### YOUR GOAL
Please find all lines in the data that hold the string "juil" and copy them.
── EXTRACTED INFORMATION
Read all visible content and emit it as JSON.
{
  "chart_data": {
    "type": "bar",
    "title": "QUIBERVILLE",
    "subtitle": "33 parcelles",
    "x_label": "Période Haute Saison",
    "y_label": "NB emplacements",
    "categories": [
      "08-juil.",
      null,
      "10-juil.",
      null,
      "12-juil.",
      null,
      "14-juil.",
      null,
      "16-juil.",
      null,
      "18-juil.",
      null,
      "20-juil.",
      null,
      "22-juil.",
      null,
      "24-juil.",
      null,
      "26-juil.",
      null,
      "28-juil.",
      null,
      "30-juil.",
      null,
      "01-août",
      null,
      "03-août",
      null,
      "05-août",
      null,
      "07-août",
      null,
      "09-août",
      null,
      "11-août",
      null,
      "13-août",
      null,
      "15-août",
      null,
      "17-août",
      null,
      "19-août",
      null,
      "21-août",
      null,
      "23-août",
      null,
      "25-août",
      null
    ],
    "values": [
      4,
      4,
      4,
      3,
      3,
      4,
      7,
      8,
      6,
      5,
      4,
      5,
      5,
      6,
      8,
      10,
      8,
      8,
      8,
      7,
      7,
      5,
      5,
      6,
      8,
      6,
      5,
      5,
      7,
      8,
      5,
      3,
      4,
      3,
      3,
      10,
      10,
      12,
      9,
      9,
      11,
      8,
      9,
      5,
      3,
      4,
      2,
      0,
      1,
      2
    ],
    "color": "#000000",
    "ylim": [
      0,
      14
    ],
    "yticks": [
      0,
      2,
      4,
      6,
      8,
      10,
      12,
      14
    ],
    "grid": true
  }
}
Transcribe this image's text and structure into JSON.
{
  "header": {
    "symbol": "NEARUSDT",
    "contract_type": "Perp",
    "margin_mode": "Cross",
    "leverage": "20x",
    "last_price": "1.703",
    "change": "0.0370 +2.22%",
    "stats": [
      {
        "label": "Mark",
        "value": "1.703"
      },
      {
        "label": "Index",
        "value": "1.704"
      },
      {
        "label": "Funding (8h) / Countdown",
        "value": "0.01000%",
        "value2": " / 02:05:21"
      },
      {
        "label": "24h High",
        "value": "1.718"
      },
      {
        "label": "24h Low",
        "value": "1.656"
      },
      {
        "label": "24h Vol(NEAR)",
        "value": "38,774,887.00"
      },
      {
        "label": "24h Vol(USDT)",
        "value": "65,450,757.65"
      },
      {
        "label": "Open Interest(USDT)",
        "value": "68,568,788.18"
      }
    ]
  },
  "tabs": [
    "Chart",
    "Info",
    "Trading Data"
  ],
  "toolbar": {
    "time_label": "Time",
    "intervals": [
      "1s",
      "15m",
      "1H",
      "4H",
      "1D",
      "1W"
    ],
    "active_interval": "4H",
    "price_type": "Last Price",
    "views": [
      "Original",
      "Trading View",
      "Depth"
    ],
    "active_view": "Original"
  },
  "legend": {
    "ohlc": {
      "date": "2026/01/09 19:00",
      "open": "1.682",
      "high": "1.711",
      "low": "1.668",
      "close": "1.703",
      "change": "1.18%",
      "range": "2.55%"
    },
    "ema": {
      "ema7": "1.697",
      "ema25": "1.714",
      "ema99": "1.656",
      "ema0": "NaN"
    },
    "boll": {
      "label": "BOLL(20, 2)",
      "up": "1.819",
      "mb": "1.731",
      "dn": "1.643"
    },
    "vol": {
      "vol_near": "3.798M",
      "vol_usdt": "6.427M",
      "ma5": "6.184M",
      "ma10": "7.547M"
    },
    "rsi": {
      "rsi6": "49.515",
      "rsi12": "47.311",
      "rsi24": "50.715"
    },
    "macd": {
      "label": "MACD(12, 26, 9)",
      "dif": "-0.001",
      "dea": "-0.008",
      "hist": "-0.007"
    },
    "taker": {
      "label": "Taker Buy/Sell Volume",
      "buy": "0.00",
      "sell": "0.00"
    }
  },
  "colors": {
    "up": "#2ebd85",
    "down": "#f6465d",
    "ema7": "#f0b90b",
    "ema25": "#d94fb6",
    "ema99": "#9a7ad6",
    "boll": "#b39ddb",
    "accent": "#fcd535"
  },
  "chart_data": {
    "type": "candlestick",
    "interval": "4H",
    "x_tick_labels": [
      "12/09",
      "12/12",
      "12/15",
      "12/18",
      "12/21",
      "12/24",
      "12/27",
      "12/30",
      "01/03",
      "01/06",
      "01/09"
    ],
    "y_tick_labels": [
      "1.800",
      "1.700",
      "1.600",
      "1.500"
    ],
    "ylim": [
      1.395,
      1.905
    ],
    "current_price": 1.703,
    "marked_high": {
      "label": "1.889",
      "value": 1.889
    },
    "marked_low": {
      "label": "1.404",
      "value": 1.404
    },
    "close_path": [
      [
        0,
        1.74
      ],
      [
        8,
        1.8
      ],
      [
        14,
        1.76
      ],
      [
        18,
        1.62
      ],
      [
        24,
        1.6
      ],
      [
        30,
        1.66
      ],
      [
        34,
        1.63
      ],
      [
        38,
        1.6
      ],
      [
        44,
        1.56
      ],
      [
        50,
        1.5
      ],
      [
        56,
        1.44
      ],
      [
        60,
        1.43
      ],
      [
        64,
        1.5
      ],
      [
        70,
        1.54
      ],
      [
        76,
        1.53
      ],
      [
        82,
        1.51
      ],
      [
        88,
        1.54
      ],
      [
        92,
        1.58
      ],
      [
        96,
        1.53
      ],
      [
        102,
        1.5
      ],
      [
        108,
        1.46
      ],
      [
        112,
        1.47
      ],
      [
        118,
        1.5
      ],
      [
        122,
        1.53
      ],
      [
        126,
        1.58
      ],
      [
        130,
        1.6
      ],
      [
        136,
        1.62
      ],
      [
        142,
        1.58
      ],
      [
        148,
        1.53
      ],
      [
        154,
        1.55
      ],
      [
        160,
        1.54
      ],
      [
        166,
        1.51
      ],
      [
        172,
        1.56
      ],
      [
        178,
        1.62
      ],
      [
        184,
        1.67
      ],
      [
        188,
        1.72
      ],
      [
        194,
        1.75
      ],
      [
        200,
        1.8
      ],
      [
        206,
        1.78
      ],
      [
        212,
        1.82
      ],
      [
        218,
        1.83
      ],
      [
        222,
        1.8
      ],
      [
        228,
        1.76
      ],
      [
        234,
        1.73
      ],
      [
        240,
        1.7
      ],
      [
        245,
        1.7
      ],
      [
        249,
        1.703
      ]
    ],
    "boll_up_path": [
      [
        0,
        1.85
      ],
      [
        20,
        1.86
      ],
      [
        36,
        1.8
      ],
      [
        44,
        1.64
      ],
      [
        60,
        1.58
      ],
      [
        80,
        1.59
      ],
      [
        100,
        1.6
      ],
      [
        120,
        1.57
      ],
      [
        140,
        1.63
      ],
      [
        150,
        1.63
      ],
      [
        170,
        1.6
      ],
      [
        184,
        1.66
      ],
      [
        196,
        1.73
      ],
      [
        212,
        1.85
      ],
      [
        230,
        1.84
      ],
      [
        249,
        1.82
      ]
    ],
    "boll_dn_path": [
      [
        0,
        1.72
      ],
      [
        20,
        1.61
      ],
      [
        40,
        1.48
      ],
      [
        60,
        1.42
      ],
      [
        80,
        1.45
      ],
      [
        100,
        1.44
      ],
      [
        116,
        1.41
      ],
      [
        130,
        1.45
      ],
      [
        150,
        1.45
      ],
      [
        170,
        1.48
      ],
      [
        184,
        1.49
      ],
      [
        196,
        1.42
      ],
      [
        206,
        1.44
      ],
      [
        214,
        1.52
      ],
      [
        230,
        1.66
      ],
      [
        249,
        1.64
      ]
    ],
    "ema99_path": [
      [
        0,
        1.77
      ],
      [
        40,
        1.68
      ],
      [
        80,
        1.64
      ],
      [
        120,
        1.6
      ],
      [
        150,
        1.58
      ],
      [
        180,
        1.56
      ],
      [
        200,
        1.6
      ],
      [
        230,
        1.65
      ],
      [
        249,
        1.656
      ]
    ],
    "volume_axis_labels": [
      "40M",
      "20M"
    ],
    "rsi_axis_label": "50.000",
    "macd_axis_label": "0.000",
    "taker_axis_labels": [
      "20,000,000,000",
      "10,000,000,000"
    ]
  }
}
────
### RESULT FOR THIS TASK
      "08-juil.",
      "10-juil.",
      "12-juil.",
      "14-juil.",
      "16-juil.",
      "18-juil.",
      "20-juil.",
      "22-juil.",
      "24-juil.",
      "26-juil.",
      "28-juil.",
      "30-juil.",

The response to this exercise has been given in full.